Problem to solve
Copy everything in the data below exactly except the pictures.

═════ Data records ═════

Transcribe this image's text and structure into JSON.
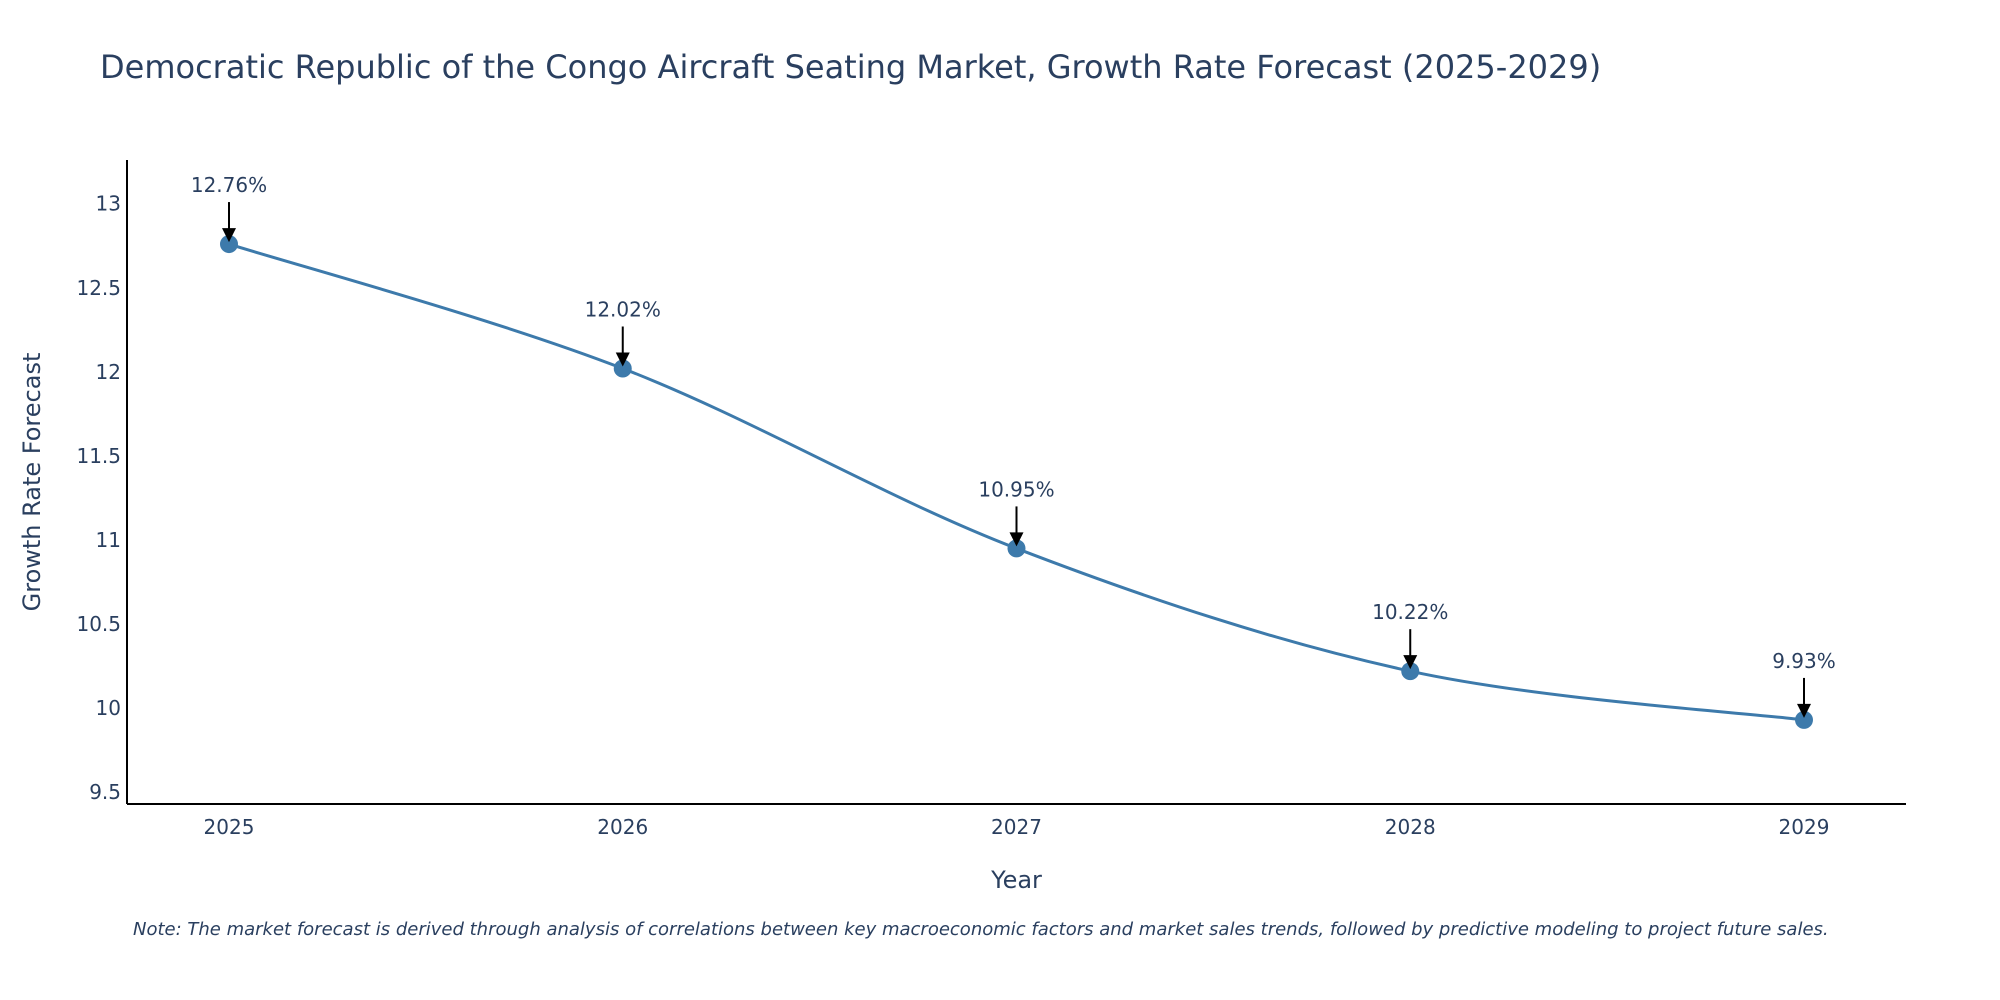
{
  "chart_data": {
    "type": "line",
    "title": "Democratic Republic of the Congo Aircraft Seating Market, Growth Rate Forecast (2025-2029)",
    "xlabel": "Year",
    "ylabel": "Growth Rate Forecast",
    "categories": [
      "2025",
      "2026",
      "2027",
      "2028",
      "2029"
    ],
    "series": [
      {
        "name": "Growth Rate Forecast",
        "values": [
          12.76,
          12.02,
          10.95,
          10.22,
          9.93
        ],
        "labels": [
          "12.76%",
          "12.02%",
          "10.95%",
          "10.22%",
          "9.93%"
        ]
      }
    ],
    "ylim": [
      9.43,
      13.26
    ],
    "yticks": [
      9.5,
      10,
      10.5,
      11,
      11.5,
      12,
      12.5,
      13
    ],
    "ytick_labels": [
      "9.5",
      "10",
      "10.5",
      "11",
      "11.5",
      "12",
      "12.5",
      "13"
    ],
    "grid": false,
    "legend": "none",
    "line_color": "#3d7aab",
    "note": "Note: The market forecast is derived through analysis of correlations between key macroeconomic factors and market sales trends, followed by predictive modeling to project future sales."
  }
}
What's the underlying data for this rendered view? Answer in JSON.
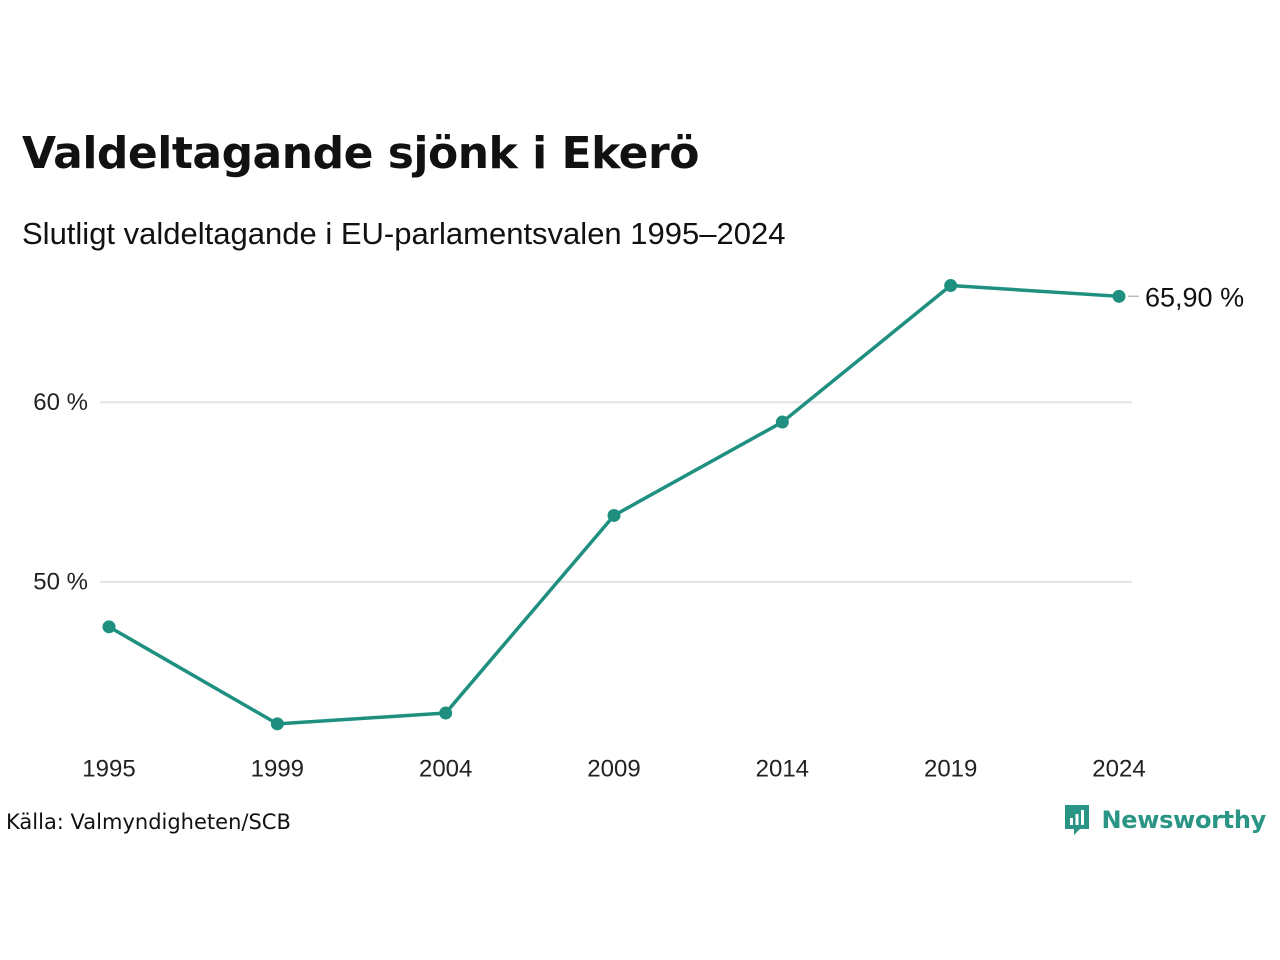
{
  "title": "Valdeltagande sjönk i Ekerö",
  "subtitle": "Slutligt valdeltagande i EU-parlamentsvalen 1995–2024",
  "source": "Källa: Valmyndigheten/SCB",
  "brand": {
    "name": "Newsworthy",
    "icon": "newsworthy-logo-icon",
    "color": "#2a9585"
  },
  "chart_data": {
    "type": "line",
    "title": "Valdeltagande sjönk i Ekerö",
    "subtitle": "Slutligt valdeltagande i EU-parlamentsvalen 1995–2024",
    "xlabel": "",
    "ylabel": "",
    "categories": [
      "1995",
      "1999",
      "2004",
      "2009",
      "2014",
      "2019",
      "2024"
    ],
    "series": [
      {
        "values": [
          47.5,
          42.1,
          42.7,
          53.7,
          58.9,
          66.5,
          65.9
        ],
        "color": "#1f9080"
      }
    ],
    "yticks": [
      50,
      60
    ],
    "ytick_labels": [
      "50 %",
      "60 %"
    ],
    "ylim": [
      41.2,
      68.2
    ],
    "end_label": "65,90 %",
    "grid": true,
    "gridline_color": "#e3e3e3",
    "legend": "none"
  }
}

═════

Solution
Transcribe this image's text and structure into JSON.
{
  "chart_data": {
    "type": "line",
    "title": "Democratic Republic of the Congo Aircraft Seating Market, Growth Rate Forecast (2025-2029)",
    "xlabel": "Year",
    "ylabel": "Growth Rate Forecast",
    "categories": [
      "2025",
      "2026",
      "2027",
      "2028",
      "2029"
    ],
    "series": [
      {
        "name": "Growth Rate Forecast",
        "values": [
          12.76,
          12.02,
          10.95,
          10.22,
          9.93
        ],
        "labels": [
          "12.76%",
          "12.02%",
          "10.95%",
          "10.22%",
          "9.93%"
        ]
      }
    ],
    "ylim": [
      9.43,
      13.26
    ],
    "yticks": [
      9.5,
      10,
      10.5,
      11,
      11.5,
      12,
      12.5,
      13
    ],
    "ytick_labels": [
      "9.5",
      "10",
      "10.5",
      "11",
      "11.5",
      "12",
      "12.5",
      "13"
    ],
    "grid": false,
    "legend": "none",
    "line_color": "#3d7aab",
    "note": "Note: The market forecast is derived through analysis of correlations between key macroeconomic factors and market sales trends, followed by predictive modeling to project future sales."
  }
}
What's the underlying data for this rendered view? Answer in JSON.
{
  "title": "Valdeltagande sjönk i Ekerö",
  "subtitle": "Slutligt valdeltagande i EU-parlamentsvalen 1995–2024",
  "source": "Källa: Valmyndigheten/SCB",
  "brand": {
    "name": "Newsworthy",
    "icon": "newsworthy-logo-icon",
    "color": "#2a9585"
  },
  "chart_data": {
    "type": "line",
    "title": "Valdeltagande sjönk i Ekerö",
    "subtitle": "Slutligt valdeltagande i EU-parlamentsvalen 1995–2024",
    "xlabel": "",
    "ylabel": "",
    "categories": [
      "1995",
      "1999",
      "2004",
      "2009",
      "2014",
      "2019",
      "2024"
    ],
    "series": [
      {
        "values": [
          47.5,
          42.1,
          42.7,
          53.7,
          58.9,
          66.5,
          65.9
        ],
        "color": "#1f9080"
      }
    ],
    "yticks": [
      50,
      60
    ],
    "ytick_labels": [
      "50 %",
      "60 %"
    ],
    "ylim": [
      41.2,
      68.2
    ],
    "end_label": "65,90 %",
    "grid": true,
    "gridline_color": "#e3e3e3",
    "legend": "none"
  }
}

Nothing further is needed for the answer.